EXERCISE REQUIREMENTS
a - Write out the forum thread about the puppy Rollo's sire and dam in full, word for word.
b - From the records, pull out the lines starting at the one with "- staticText: 最近披露人数: [431, 311, 647, 356]" and ending at the one with "- staticText: 4.321万: [124, 229, 292, 293]", both included. Reproduce only those lines, unchanged.

EXCERPTED PASSAGE
## BEGIN
# Sire and Dam *ROLLO*



## Chuck94! (Feb 8, 2018)

My puppy Rollo is 12 weeks old now, and I was bored so I thought I would post pictures of Rollo an his parents. The first one is Rollo, from a few days ago at 12 weeks old. The other two pictures are of his Sire: "Ruger Webb Weiss Hinterschloss" and Dam: "Benelli Webb Obispohaus". I know next to nothing on pedigree, but the multiple times I was around the parents they were both fantastic and very friendly. The Sire, "Ruger" really caught my attention when I saw him in person. 
**Completely off topic*** I have been watching some of Michael Ellis's videos on YouTube, what are yall's thoughts on him?


----------



## Chuck94! (Feb 8, 2018)

Any thoughts?


----------



## Sabis mom (Mar 20, 2014)

I think he is cute, and looks like trouble, lol.
I no nothing about pedigrees so I will leave that to the experts.


----------



## Chuck94! (Feb 8, 2018)
## END
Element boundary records
## BEGIN
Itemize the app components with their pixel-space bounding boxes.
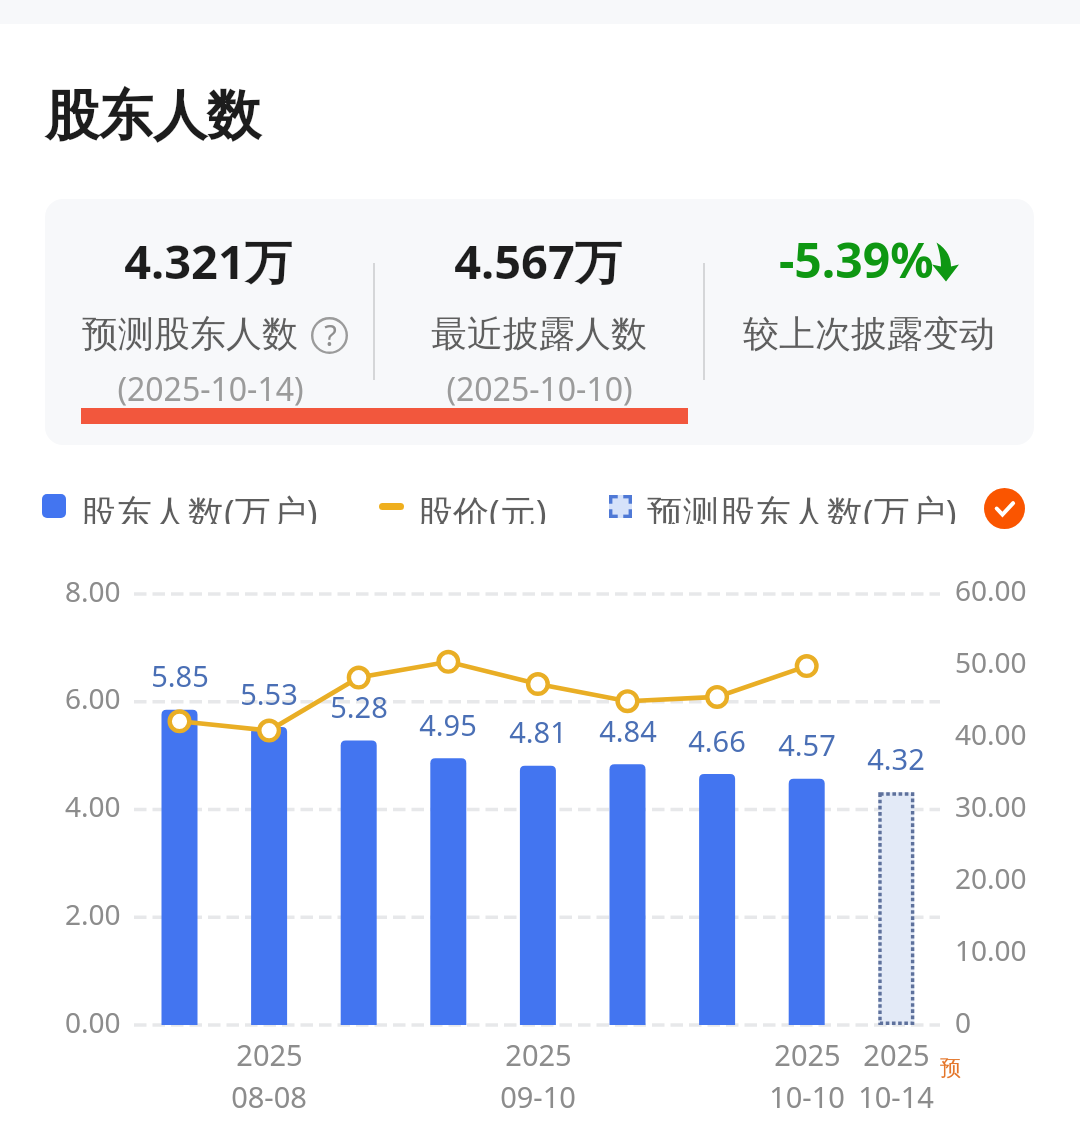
- staticText: 最近披露人数: [431, 311, 647, 356]
- staticText: 60.00: [955, 571, 1027, 609]
- staticText: 5.85: [151, 656, 209, 695]
- staticText: (2025-10-10): [446, 367, 633, 411]
- staticText: 2025: [236, 1035, 303, 1074]
- staticText: 5.28: [330, 687, 388, 726]
- staticText: 股价(元): [417, 488, 547, 524]
- staticText: 0.00: [65, 1003, 121, 1041]
- button[interactable]: 预测股东人数(万户): [609, 488, 957, 524]
- staticText: 4.567万: [454, 229, 622, 293]
- staticText: -5.39%: [779, 227, 934, 292]
- staticText: 20.00: [955, 859, 1027, 897]
- staticText: 股东人数: [45, 82, 261, 150]
- staticText: 6.00: [65, 679, 121, 717]
- staticText: 4.321万: [124, 229, 292, 293]
- staticText: 2.00: [65, 895, 121, 933]
- staticText: 4.81: [509, 712, 567, 751]
- staticText: 8.00: [65, 572, 121, 610]
- staticText: 30.00: [955, 787, 1027, 825]
- staticText: ?: [324, 315, 337, 354]
- staticText: 09-10: [500, 1077, 576, 1116]
- staticText: 预测股东人数(万户): [647, 488, 957, 524]
- staticText: 50.00: [955, 643, 1027, 681]
- button[interactable]: 股东人数: [45, 82, 261, 150]
- staticText: 4.95: [419, 705, 477, 744]
- staticText: 10.00: [955, 931, 1027, 969]
- staticText: 0: [955, 1003, 972, 1041]
- button[interactable]: Help: [311, 317, 348, 354]
- staticText: 08-08: [231, 1077, 307, 1116]
- staticText: 2025: [774, 1035, 841, 1074]
- staticText: 2025: [863, 1035, 930, 1074]
- button[interactable]: [45, 199, 1034, 445]
- staticText: 较上次披露变动: [743, 311, 995, 356]
- staticText: 4.32: [867, 739, 925, 778]
- staticText: 10-10: [769, 1077, 845, 1116]
- staticText: 40.00: [955, 715, 1027, 753]
- button[interactable]: 股东人数(万户): [42, 488, 318, 524]
- staticText: 4.84: [599, 711, 657, 750]
- staticText: 预: [940, 1055, 961, 1081]
- staticText: 10-14: [858, 1077, 934, 1116]
- staticText: 预测股东人数: [82, 311, 298, 356]
- staticText: 股东人数(万户): [80, 488, 318, 524]
- staticText: 5.53: [240, 674, 298, 713]
- button[interactable]: Selected: [984, 488, 1025, 529]
- staticText: 2025: [505, 1035, 572, 1074]
- staticText: 4.00: [65, 787, 121, 825]
- staticText: 4.66: [688, 721, 746, 760]
- button[interactable]: 股价(元): [379, 488, 547, 524]
- staticText: (2025-10-14): [117, 367, 304, 411]
- staticText: 4.57: [778, 725, 836, 764]
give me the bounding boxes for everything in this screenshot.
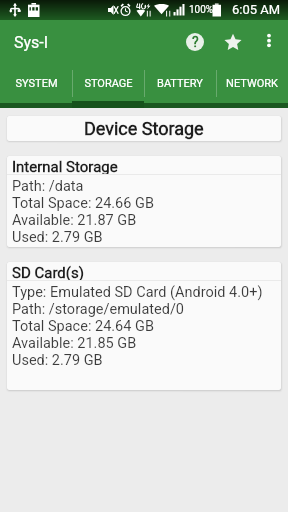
## END
ANSWERS FOR THE TASKS
a -
# Sire and Dam *ROLLO*



## Chuck94! (Feb 8, 2018)

My puppy Rollo is 12 weeks old now, and I was bored so I thought I would post pictures of Rollo an his parents. The first one is Rollo, from a few days ago at 12 weeks old. The other two pictures are of his Sire: "Ruger Webb Weiss Hinterschloss" and Dam: "Benelli Webb Obispohaus". I know next to nothing on pedigree, but the multiple times I was around the parents they were both fantastic and very friendly. The Sire, "Ruger" really caught my attention when I saw him in person. 
**Completely off topic*** I have been watching some of Michael Ellis's videos on YouTube, what are yall's thoughts on him?


----------



## Chuck94! (Feb 8, 2018)

Any thoughts?


----------



## Sabis mom (Mar 20, 2014)

I think he is cute, and looks like trouble, lol.
I no nothing about pedigrees so I will leave that to the experts.


----------



## Chuck94! (Feb 8, 2018)

b -
- staticText: 最近披露人数: [431, 311, 647, 356]
- staticText: 60.00: [955, 571, 1027, 609]
- staticText: 5.85: [151, 656, 209, 695]
- staticText: (2025-10-10): [446, 367, 633, 411]
- staticText: 2025: [236, 1035, 303, 1074]
- staticText: 5.28: [330, 687, 388, 726]
- staticText: 股价(元): [417, 488, 547, 524]
- staticText: 0.00: [65, 1003, 121, 1041]
- button[interactable]: 预测股东人数(万户): [609, 488, 957, 524]
- staticText: 4.567万: [454, 229, 622, 293]
- staticText: -5.39%: [779, 227, 934, 292]
- staticText: 20.00: [955, 859, 1027, 897]
- staticText: 股东人数: [45, 82, 261, 150]
- staticText: 6.00: [65, 679, 121, 717]
- staticText: 4.321万: [124, 229, 292, 293]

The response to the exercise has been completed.